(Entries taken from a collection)

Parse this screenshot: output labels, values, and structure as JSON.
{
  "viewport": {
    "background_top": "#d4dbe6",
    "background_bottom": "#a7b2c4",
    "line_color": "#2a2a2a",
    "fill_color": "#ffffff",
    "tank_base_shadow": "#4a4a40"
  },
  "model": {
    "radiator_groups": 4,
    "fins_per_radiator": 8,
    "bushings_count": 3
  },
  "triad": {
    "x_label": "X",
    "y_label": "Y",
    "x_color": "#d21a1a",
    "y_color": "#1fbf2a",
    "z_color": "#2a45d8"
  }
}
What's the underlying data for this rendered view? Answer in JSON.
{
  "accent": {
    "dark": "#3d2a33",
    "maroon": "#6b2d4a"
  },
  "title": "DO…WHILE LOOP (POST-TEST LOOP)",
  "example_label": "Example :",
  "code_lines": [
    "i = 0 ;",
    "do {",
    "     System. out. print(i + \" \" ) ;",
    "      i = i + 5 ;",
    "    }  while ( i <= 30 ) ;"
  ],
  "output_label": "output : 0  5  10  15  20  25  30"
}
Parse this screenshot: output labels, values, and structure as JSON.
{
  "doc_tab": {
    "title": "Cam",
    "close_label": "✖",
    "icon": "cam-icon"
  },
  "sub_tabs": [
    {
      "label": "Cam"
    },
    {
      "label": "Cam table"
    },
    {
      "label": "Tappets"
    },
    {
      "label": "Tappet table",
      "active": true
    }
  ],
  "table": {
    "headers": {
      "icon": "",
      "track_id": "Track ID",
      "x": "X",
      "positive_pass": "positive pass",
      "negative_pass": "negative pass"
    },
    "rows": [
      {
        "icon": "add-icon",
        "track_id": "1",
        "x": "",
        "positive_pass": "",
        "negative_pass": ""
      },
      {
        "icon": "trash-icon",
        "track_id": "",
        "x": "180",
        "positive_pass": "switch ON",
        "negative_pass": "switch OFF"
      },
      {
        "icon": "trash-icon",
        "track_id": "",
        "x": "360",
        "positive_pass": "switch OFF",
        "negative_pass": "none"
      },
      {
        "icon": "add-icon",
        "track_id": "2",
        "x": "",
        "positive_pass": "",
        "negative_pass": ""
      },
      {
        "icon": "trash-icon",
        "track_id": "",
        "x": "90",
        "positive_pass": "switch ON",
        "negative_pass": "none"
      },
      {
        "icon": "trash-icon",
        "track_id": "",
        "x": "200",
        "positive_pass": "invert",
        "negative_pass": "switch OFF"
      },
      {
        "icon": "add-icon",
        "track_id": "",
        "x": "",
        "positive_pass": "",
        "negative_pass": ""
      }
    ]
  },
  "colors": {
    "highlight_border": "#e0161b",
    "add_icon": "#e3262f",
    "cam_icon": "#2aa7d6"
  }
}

* Brief *
Identify all lines in the records above with the word "title".

* Solution to this problem *
  "title": "DO…WHILE LOOP (POST-TEST LOOP)",
    "title": "Cam",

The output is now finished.